Record excerpts:
________________
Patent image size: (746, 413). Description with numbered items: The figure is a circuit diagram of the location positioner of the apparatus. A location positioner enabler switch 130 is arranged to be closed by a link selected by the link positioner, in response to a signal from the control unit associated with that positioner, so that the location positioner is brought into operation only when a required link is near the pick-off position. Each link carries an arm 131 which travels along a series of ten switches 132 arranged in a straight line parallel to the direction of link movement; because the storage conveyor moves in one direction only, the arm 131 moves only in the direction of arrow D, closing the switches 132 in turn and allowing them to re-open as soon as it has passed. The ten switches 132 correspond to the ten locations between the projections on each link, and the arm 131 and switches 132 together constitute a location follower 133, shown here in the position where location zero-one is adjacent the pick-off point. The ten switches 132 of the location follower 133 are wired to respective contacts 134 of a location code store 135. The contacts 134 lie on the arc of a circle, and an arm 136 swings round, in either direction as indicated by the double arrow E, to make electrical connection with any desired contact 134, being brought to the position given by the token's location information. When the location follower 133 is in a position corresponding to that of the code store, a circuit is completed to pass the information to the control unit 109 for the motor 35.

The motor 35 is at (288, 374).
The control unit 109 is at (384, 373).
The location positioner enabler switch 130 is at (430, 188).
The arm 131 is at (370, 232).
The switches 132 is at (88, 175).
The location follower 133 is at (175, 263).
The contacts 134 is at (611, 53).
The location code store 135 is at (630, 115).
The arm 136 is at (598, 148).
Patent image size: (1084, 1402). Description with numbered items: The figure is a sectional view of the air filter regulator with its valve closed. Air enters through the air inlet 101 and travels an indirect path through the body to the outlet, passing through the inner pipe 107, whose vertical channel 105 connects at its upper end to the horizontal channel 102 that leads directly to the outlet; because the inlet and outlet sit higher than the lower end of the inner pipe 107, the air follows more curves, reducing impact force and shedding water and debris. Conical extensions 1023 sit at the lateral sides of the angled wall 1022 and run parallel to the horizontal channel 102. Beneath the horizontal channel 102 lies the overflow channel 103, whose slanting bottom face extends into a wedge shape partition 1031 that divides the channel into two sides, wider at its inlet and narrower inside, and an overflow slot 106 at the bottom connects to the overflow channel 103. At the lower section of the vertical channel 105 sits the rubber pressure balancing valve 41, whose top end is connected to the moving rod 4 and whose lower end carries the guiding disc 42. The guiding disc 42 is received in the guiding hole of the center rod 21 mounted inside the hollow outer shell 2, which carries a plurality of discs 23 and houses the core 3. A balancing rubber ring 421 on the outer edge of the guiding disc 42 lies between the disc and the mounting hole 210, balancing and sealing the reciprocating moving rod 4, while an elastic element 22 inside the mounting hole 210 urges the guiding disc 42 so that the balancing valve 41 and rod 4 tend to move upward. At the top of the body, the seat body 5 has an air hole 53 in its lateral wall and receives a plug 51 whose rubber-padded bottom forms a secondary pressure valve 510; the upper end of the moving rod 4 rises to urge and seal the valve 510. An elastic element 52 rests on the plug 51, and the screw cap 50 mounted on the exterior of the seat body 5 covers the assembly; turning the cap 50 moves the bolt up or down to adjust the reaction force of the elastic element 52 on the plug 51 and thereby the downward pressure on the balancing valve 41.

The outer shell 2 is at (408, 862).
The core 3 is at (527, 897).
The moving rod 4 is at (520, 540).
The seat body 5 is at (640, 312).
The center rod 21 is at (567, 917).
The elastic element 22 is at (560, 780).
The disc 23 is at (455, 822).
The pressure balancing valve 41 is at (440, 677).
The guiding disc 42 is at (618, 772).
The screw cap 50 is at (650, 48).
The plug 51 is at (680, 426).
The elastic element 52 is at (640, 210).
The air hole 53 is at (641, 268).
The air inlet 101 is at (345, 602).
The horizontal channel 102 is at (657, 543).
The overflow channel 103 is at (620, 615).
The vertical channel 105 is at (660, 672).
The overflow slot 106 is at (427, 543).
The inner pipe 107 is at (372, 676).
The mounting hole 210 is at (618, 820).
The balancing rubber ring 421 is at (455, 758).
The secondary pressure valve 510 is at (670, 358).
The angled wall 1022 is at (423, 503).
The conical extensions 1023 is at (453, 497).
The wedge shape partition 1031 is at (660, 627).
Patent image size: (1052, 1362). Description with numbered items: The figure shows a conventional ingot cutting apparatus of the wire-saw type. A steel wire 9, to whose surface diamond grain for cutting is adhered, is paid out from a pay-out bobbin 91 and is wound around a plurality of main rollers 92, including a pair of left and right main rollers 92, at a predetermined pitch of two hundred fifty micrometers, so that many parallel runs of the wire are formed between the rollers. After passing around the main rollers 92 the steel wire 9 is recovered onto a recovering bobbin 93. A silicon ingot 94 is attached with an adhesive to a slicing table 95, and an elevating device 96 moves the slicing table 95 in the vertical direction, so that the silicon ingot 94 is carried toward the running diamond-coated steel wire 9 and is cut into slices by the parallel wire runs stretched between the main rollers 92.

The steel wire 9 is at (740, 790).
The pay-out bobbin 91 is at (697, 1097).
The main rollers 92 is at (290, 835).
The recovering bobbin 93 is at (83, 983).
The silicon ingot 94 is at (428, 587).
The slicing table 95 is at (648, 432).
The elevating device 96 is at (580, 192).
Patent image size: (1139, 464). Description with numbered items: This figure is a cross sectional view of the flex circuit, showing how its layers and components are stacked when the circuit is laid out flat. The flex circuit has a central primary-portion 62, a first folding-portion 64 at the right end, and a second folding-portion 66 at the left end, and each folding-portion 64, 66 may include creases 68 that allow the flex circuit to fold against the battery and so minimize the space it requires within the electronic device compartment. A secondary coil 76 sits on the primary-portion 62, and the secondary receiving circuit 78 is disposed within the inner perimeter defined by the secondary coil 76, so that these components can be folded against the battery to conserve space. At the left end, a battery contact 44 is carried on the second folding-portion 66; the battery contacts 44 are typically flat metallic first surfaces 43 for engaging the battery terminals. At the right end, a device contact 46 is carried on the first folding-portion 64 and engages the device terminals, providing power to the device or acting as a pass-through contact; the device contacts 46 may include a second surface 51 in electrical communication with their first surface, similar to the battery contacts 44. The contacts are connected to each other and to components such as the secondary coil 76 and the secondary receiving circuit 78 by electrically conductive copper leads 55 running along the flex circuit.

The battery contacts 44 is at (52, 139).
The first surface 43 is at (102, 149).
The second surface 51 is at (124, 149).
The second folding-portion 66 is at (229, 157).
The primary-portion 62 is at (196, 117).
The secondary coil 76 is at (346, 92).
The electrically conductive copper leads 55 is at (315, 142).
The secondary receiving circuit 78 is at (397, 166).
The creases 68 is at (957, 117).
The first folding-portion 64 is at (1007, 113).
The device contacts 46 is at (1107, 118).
________________
Rewrite all of the records above, substituting "Drawing dimensions" for every "Patent image size" and leaving everything else unchanged.

Result for this exercise:
Drawing dimensions: (746, 413). Description with numbered items: The figure is a circuit diagram of the location positioner of the apparatus. A location positioner enabler switch 130 is arranged to be closed by a link selected by the link positioner, in response to a signal from the control unit associated with that positioner, so that the location positioner is brought into operation only when a required link is near the pick-off position. Each link carries an arm 131 which travels along a series of ten switches 132 arranged in a straight line parallel to the direction of link movement; because the storage conveyor moves in one direction only, the arm 131 moves only in the direction of arrow D, closing the switches 132 in turn and allowing them to re-open as soon as it has passed. The ten switches 132 correspond to the ten locations between the projections on each link, and the arm 131 and switches 132 together constitute a location follower 133, shown here in the position where location zero-one is adjacent the pick-off point. The ten switches 132 of the location follower 133 are wired to respective contacts 134 of a location code store 135. The contacts 134 lie on the arc of a circle, and an arm 136 swings round, in either direction as indicated by the double arrow E, to make electrical connection with any desired contact 134, being brought to the position given by the token's location information. When the location follower 133 is in a position corresponding to that of the code store, a circuit is completed to pass the information to the control unit 109 for the motor 35.

The motor 35 is at (288, 374).
The control unit 109 is at (384, 373).
The location positioner enabler switch 130 is at (430, 188).
The arm 131 is at (370, 232).
The switches 132 is at (88, 175).
The location follower 133 is at (175, 263).
The contacts 134 is at (611, 53).
The location code store 135 is at (630, 115).
The arm 136 is at (598, 148).
Drawing dimensions: (1084, 1402). Description with numbered items: The figure is a sectional view of the air filter regulator with its valve closed. Air enters through the air inlet 101 and travels an indirect path through the body to the outlet, passing through the inner pipe 107, whose vertical channel 105 connects at its upper end to the horizontal channel 102 that leads directly to the outlet; because the inlet and outlet sit higher than the lower end of the inner pipe 107, the air follows more curves, reducing impact force and shedding water and debris. Conical extensions 1023 sit at the lateral sides of the angled wall 1022 and run parallel to the horizontal channel 102. Beneath the horizontal channel 102 lies the overflow channel 103, whose slanting bottom face extends into a wedge shape partition 1031 that divides the channel into two sides, wider at its inlet and narrower inside, and an overflow slot 106 at the bottom connects to the overflow channel 103. At the lower section of the vertical channel 105 sits the rubber pressure balancing valve 41, whose top end is connected to the moving rod 4 and whose lower end carries the guiding disc 42. The guiding disc 42 is received in the guiding hole of the center rod 21 mounted inside the hollow outer shell 2, which carries a plurality of discs 23 and houses the core 3. A balancing rubber ring 421 on the outer edge of the guiding disc 42 lies between the disc and the mounting hole 210, balancing and sealing the reciprocating moving rod 4, while an elastic element 22 inside the mounting hole 210 urges the guiding disc 42 so that the balancing valve 41 and rod 4 tend to move upward. At the top of the body, the seat body 5 has an air hole 53 in its lateral wall and receives a plug 51 whose rubber-padded bottom forms a secondary pressure valve 510; the upper end of the moving rod 4 rises to urge and seal the valve 510. An elastic element 52 rests on the plug 51, and the screw cap 50 mounted on the exterior of the seat body 5 covers the assembly; turning the cap 50 moves the bolt up or down to adjust the reaction force of the elastic element 52 on the plug 51 and thereby the downward pressure on the balancing valve 41.

The outer shell 2 is at (408, 862).
The core 3 is at (527, 897).
The moving rod 4 is at (520, 540).
The seat body 5 is at (640, 312).
The center rod 21 is at (567, 917).
The elastic element 22 is at (560, 780).
The disc 23 is at (455, 822).
The pressure balancing valve 41 is at (440, 677).
The guiding disc 42 is at (618, 772).
The screw cap 50 is at (650, 48).
The plug 51 is at (680, 426).
The elastic element 52 is at (640, 210).
The air hole 53 is at (641, 268).
The air inlet 101 is at (345, 602).
The horizontal channel 102 is at (657, 543).
The overflow channel 103 is at (620, 615).
The vertical channel 105 is at (660, 672).
The overflow slot 106 is at (427, 543).
The inner pipe 107 is at (372, 676).
The mounting hole 210 is at (618, 820).
The balancing rubber ring 421 is at (455, 758).
The secondary pressure valve 510 is at (670, 358).
The angled wall 1022 is at (423, 503).
The conical extensions 1023 is at (453, 497).
The wedge shape partition 1031 is at (660, 627).
Drawing dimensions: (1052, 1362). Description with numbered items: The figure shows a conventional ingot cutting apparatus of the wire-saw type. A steel wire 9, to whose surface diamond grain for cutting is adhered, is paid out from a pay-out bobbin 91 and is wound around a plurality of main rollers 92, including a pair of left and right main rollers 92, at a predetermined pitch of two hundred fifty micrometers, so that many parallel runs of the wire are formed between the rollers. After passing around the main rollers 92 the steel wire 9 is recovered onto a recovering bobbin 93. A silicon ingot 94 is attached with an adhesive to a slicing table 95, and an elevating device 96 moves the slicing table 95 in the vertical direction, so that the silicon ingot 94 is carried toward the running diamond-coated steel wire 9 and is cut into slices by the parallel wire runs stretched between the main rollers 92.

The steel wire 9 is at (740, 790).
The pay-out bobbin 91 is at (697, 1097).
The main rollers 92 is at (290, 835).
The recovering bobbin 93 is at (83, 983).
The silicon ingot 94 is at (428, 587).
The slicing table 95 is at (648, 432).
The elevating device 96 is at (580, 192).
Drawing dimensions: (1139, 464). Description with numbered items: This figure is a cross sectional view of the flex circuit, showing how its layers and components are stacked when the circuit is laid out flat. The flex circuit has a central primary-portion 62, a first folding-portion 64 at the right end, and a second folding-portion 66 at the left end, and each folding-portion 64, 66 may include creases 68 that allow the flex circuit to fold against the battery and so minimize the space it requires within the electronic device compartment. A secondary coil 76 sits on the primary-portion 62, and the secondary receiving circuit 78 is disposed within the inner perimeter defined by the secondary coil 76, so that these components can be folded against the battery to conserve space. At the left end, a battery contact 44 is carried on the second folding-portion 66; the battery contacts 44 are typically flat metallic first surfaces 43 for engaging the battery terminals. At the right end, a device contact 46 is carried on the first folding-portion 64 and engages the device terminals, providing power to the device or acting as a pass-through contact; the device contacts 46 may include a second surface 51 in electrical communication with their first surface, similar to the battery contacts 44. The contacts are connected to each other and to components such as the secondary coil 76 and the secondary receiving circuit 78 by electrically conductive copper leads 55 running along the flex circuit.

The battery contacts 44 is at (52, 139).
The first surface 43 is at (102, 149).
The second surface 51 is at (124, 149).
The second folding-portion 66 is at (229, 157).
The primary-portion 62 is at (196, 117).
The secondary coil 76 is at (346, 92).
The electrically conductive copper leads 55 is at (315, 142).
The secondary receiving circuit 78 is at (397, 166).
The creases 68 is at (957, 117).
The first folding-portion 64 is at (1007, 113).
The device contacts 46 is at (1107, 118).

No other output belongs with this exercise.